Search the data for the string "للابن" and gather each line it is in.

┄┄┄┄┄┄┄┄┄┄┄┄┄┄┄┄┄┄┄┄

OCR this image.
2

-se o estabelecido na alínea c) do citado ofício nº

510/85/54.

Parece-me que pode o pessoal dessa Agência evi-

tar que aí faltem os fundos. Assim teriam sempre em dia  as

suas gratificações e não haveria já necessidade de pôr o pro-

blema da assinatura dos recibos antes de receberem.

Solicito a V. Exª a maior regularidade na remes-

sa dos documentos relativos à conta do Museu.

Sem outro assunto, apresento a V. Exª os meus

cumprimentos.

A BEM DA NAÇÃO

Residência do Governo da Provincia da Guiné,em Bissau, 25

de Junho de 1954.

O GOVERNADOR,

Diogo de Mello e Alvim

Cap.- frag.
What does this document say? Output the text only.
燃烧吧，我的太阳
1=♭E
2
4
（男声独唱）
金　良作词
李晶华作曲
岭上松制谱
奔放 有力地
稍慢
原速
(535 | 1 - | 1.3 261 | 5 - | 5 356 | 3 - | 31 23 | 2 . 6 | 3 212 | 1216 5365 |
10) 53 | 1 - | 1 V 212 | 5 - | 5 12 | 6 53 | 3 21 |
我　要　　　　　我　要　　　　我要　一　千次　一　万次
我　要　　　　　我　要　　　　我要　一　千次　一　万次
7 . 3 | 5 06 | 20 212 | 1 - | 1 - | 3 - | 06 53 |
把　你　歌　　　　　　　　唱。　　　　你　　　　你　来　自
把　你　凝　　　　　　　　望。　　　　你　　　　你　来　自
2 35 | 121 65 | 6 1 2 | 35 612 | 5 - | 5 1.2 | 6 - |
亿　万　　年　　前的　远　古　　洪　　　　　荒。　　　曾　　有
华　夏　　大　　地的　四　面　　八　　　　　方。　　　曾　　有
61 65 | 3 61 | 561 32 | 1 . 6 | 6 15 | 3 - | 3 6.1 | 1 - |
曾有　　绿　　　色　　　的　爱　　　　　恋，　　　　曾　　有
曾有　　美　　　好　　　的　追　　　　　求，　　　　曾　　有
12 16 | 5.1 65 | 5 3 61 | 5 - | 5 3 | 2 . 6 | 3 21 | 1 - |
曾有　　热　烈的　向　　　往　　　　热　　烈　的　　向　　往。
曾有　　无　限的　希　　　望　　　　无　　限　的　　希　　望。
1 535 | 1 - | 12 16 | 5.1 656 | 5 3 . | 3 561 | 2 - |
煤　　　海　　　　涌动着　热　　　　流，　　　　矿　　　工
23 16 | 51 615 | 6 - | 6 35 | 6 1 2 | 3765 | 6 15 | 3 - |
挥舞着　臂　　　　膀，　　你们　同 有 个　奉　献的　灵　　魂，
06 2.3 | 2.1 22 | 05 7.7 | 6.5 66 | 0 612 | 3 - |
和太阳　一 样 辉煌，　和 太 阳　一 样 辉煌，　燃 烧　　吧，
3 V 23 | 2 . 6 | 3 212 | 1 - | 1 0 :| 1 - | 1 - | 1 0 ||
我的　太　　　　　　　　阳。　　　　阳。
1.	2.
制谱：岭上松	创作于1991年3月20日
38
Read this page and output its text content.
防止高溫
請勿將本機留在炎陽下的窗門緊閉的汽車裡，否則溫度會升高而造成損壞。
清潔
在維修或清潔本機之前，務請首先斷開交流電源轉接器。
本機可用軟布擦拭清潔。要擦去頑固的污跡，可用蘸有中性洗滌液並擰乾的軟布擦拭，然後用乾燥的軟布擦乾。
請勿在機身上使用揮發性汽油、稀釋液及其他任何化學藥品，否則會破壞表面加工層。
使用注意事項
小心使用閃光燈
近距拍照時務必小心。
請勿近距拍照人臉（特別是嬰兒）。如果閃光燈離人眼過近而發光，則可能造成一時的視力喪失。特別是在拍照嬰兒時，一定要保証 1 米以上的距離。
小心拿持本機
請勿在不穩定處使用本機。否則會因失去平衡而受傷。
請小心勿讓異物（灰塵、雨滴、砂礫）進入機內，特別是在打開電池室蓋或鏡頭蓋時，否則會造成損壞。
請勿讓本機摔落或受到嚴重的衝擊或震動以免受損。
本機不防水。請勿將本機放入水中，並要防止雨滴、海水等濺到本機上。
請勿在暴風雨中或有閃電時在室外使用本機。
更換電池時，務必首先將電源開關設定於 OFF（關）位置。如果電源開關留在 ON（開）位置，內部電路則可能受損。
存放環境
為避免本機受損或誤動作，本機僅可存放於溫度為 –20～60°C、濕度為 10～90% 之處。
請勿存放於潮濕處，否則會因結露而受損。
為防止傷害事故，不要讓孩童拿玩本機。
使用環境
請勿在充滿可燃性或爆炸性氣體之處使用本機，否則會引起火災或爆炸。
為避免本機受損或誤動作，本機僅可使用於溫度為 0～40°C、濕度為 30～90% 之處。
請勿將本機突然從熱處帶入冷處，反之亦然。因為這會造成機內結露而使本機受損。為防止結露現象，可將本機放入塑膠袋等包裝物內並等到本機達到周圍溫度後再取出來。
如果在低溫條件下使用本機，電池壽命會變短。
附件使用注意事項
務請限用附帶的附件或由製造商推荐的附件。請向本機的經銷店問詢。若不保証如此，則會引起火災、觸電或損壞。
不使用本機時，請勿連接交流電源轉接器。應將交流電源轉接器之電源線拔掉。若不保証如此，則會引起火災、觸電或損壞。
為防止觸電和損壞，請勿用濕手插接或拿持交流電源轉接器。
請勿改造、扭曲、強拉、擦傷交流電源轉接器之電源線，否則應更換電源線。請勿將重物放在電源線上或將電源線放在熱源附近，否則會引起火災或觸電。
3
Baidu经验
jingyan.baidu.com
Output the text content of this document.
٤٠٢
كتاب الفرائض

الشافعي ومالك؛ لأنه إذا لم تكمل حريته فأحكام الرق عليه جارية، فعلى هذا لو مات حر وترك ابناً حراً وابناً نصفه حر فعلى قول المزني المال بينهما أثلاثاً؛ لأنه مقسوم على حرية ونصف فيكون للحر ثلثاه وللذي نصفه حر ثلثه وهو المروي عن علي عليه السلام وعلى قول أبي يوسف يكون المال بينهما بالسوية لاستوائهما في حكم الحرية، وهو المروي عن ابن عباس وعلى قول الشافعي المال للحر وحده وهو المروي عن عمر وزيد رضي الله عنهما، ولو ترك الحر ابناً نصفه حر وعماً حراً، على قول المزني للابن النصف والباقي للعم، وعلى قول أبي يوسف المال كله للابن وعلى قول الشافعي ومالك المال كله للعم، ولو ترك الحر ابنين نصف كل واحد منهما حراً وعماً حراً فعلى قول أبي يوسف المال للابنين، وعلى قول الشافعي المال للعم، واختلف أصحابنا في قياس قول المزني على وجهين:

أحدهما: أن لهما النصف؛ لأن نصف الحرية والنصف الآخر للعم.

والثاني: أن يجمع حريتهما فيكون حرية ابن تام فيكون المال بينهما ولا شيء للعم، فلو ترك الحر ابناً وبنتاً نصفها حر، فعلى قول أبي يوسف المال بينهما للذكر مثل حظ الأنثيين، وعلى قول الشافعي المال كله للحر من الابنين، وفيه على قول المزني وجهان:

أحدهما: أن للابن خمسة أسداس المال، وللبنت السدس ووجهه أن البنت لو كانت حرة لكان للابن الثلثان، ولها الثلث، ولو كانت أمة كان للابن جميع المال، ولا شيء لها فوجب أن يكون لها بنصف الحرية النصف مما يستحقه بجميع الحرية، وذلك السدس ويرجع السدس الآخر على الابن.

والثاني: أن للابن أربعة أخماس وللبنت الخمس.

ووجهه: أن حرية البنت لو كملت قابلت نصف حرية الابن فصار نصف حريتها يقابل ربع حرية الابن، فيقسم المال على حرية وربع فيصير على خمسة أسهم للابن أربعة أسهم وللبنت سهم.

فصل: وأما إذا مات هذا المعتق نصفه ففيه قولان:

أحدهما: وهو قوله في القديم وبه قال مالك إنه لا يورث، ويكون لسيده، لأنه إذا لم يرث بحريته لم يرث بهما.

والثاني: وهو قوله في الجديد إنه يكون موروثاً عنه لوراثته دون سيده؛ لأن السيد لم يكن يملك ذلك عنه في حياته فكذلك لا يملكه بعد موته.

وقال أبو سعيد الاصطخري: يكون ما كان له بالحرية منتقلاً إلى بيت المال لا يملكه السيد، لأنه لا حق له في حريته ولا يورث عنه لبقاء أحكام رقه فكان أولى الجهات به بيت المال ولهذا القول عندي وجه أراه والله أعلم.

┄┄┄┄┄┄┄┄┄┄┄┄┄┄┄┄┄┄┄┄

Problem solution
الشافعي ومالك؛ لأنه إذا لم تكمل حريته فأحكام الرق عليه جارية، فعلى هذا لو مات حر وترك ابناً حراً وابناً نصفه حر فعلى قول المزني المال بينهما أثلاثاً؛ لأنه مقسوم على حرية ونصف فيكون للحر ثلثاه وللذي نصفه حر ثلثه وهو المروي عن علي عليه السلام وعلى قول أبي يوسف يكون المال بينهما بالسوية لاستوائهما في حكم الحرية، وهو المروي عن ابن عباس وعلى قول الشافعي المال للحر وحده وهو المروي عن عمر وزيد رضي الله عنهما، ولو ترك الحر ابناً نصفه حر وعماً حراً، على قول المزني للابن النصف والباقي للعم، وعلى قول أبي يوسف المال كله للابن وعلى قول الشافعي ومالك المال كله للعم، ولو ترك الحر ابنين نصف كل واحد منهما حراً وعماً حراً فعلى قول أبي يوسف المال للابنين، وعلى قول الشافعي المال للعم، واختلف أصحابنا في قياس قول المزني على وجهين:
أحدهما: أن للابن خمسة أسداس المال، وللبنت السدس ووجهه أن البنت لو كانت حرة لكان للابن الثلثان، ولها الثلث، ولو كانت أمة كان للابن جميع المال، ولا شيء لها فوجب أن يكون لها بنصف الحرية النصف مما يستحقه بجميع الحرية، وذلك السدس ويرجع السدس الآخر على الابن.
والثاني: أن للابن أربعة أخماس وللبنت الخمس.
ووجهه: أن حرية البنت لو كملت قابلت نصف حرية الابن فصار نصف حريتها يقابل ربع حرية الابن، فيقسم المال على حرية وربع فيصير على خمسة أسهم للابن أربعة أسهم وللبنت سهم.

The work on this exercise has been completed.